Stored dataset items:
---*---
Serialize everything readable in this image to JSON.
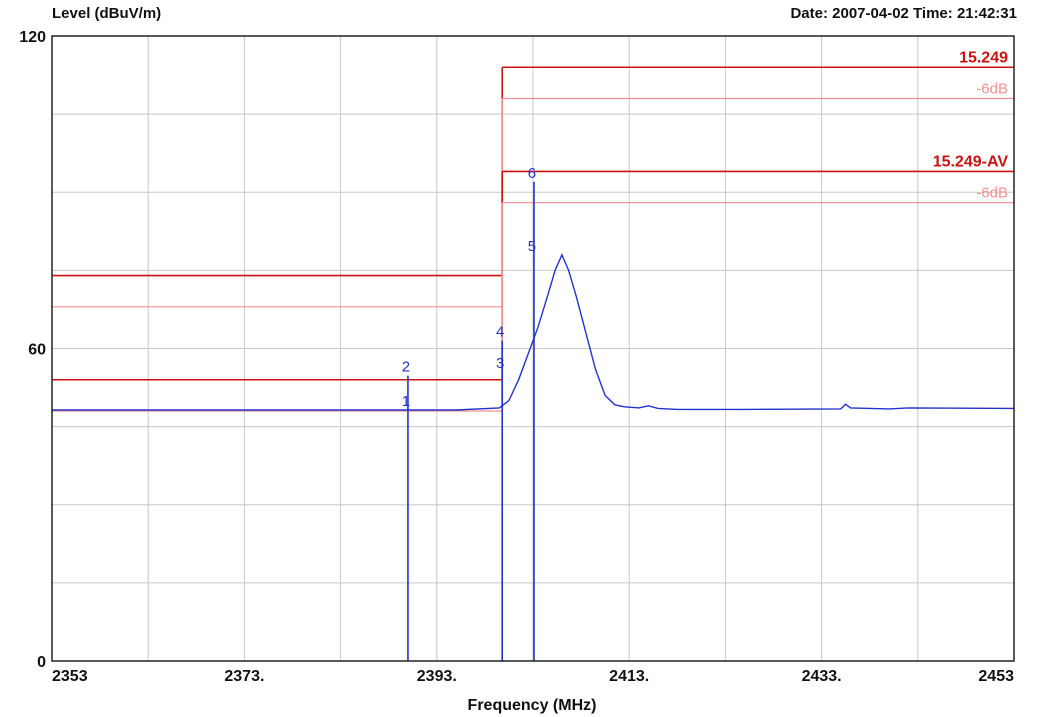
{
  "header": {
    "ylabel": "Level (dBuV/m)",
    "datetime": "Date: 2007-04-02  Time: 21:42:31"
  },
  "chart_data": {
    "type": "line",
    "xlabel": "Frequency (MHz)",
    "ylabel": "Level (dBuV/m)",
    "xlim": [
      2353,
      2453
    ],
    "ylim": [
      0,
      120
    ],
    "x_ticks": [
      2353,
      2373,
      2393,
      2413,
      2433,
      2453
    ],
    "x_tick_labels": [
      "2353",
      "2373.",
      "2393.",
      "2413.",
      "2433.",
      "2453"
    ],
    "y_tick_labels": [
      "0",
      "60",
      "120"
    ],
    "grid": true,
    "series": [
      {
        "color": "#2233cc",
        "points": [
          [
            2353,
            48.2
          ],
          [
            2370,
            48.2
          ],
          [
            2390,
            48.2
          ],
          [
            2395,
            48.2
          ],
          [
            2399.5,
            48.6
          ],
          [
            2400.5,
            50
          ],
          [
            2401.5,
            54
          ],
          [
            2402.5,
            59
          ],
          [
            2403.5,
            64
          ],
          [
            2404.5,
            70
          ],
          [
            2405.3,
            75
          ],
          [
            2406,
            78
          ],
          [
            2406.7,
            75
          ],
          [
            2407.5,
            70
          ],
          [
            2408.5,
            63
          ],
          [
            2409.5,
            56
          ],
          [
            2410.5,
            51
          ],
          [
            2411.5,
            49.2
          ],
          [
            2412.5,
            48.8
          ],
          [
            2414,
            48.6
          ],
          [
            2415,
            49
          ],
          [
            2416,
            48.5
          ],
          [
            2418,
            48.3
          ],
          [
            2425,
            48.3
          ],
          [
            2435,
            48.4
          ],
          [
            2435.5,
            49.3
          ],
          [
            2436,
            48.6
          ],
          [
            2440,
            48.4
          ],
          [
            2442,
            48.6
          ],
          [
            2453,
            48.5
          ]
        ]
      }
    ],
    "limit_lines": [
      {
        "label": "15.249",
        "color": "#cc1111",
        "segments": [
          [
            2353,
            2399.8,
            74
          ],
          [
            2399.8,
            2453,
            114
          ]
        ]
      },
      {
        "label": "-6dB",
        "color": "#f09090",
        "segments": [
          [
            2353,
            2399.8,
            68
          ],
          [
            2399.8,
            2453,
            108
          ]
        ]
      },
      {
        "label": "15.249-AV",
        "color": "#cc1111",
        "segments": [
          [
            2353,
            2399.8,
            54
          ],
          [
            2399.8,
            2453,
            94
          ]
        ]
      },
      {
        "label": "-6dB",
        "color": "#f09090",
        "segments": [
          [
            2353,
            2399.8,
            48
          ],
          [
            2399.8,
            2453,
            88
          ]
        ]
      }
    ],
    "limit_label_values": [
      114,
      108,
      94,
      88
    ],
    "markers": [
      {
        "label": "1",
        "x": 2390,
        "y": 48.2
      },
      {
        "label": "2",
        "x": 2390,
        "y": 54.8
      },
      {
        "label": "3",
        "x": 2399.8,
        "y": 55.5
      },
      {
        "label": "4",
        "x": 2399.8,
        "y": 61.5
      },
      {
        "label": "5",
        "x": 2403.1,
        "y": 78
      },
      {
        "label": "6",
        "x": 2403.1,
        "y": 92
      }
    ]
  }
}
---*---
## What needs to be done
Each entry above is to be written out again unchanged, apart from the pictures, which are left out.

## Full solution
Serialize everything readable in this image to JSON.
{
  "header": {
    "ylabel": "Level (dBuV/m)",
    "datetime": "Date: 2007-04-02  Time: 21:42:31"
  },
  "chart_data": {
    "type": "line",
    "xlabel": "Frequency (MHz)",
    "ylabel": "Level (dBuV/m)",
    "xlim": [
      2353,
      2453
    ],
    "ylim": [
      0,
      120
    ],
    "x_ticks": [
      2353,
      2373,
      2393,
      2413,
      2433,
      2453
    ],
    "x_tick_labels": [
      "2353",
      "2373.",
      "2393.",
      "2413.",
      "2433.",
      "2453"
    ],
    "y_tick_labels": [
      "0",
      "60",
      "120"
    ],
    "grid": true,
    "series": [
      {
        "color": "#2233cc",
        "points": [
          [
            2353,
            48.2
          ],
          [
            2370,
            48.2
          ],
          [
            2390,
            48.2
          ],
          [
            2395,
            48.2
          ],
          [
            2399.5,
            48.6
          ],
          [
            2400.5,
            50
          ],
          [
            2401.5,
            54
          ],
          [
            2402.5,
            59
          ],
          [
            2403.5,
            64
          ],
          [
            2404.5,
            70
          ],
          [
            2405.3,
            75
          ],
          [
            2406,
            78
          ],
          [
            2406.7,
            75
          ],
          [
            2407.5,
            70
          ],
          [
            2408.5,
            63
          ],
          [
            2409.5,
            56
          ],
          [
            2410.5,
            51
          ],
          [
            2411.5,
            49.2
          ],
          [
            2412.5,
            48.8
          ],
          [
            2414,
            48.6
          ],
          [
            2415,
            49
          ],
          [
            2416,
            48.5
          ],
          [
            2418,
            48.3
          ],
          [
            2425,
            48.3
          ],
          [
            2435,
            48.4
          ],
          [
            2435.5,
            49.3
          ],
          [
            2436,
            48.6
          ],
          [
            2440,
            48.4
          ],
          [
            2442,
            48.6
          ],
          [
            2453,
            48.5
          ]
        ]
      }
    ],
    "limit_lines": [
      {
        "label": "15.249",
        "color": "#cc1111",
        "segments": [
          [
            2353,
            2399.8,
            74
          ],
          [
            2399.8,
            2453,
            114
          ]
        ]
      },
      {
        "label": "-6dB",
        "color": "#f09090",
        "segments": [
          [
            2353,
            2399.8,
            68
          ],
          [
            2399.8,
            2453,
            108
          ]
        ]
      },
      {
        "label": "15.249-AV",
        "color": "#cc1111",
        "segments": [
          [
            2353,
            2399.8,
            54
          ],
          [
            2399.8,
            2453,
            94
          ]
        ]
      },
      {
        "label": "-6dB",
        "color": "#f09090",
        "segments": [
          [
            2353,
            2399.8,
            48
          ],
          [
            2399.8,
            2453,
            88
          ]
        ]
      }
    ],
    "limit_label_values": [
      114,
      108,
      94,
      88
    ],
    "markers": [
      {
        "label": "1",
        "x": 2390,
        "y": 48.2
      },
      {
        "label": "2",
        "x": 2390,
        "y": 54.8
      },
      {
        "label": "3",
        "x": 2399.8,
        "y": 55.5
      },
      {
        "label": "4",
        "x": 2399.8,
        "y": 61.5
      },
      {
        "label": "5",
        "x": 2403.1,
        "y": 78
      },
      {
        "label": "6",
        "x": 2403.1,
        "y": 92
      }
    ]
  }
}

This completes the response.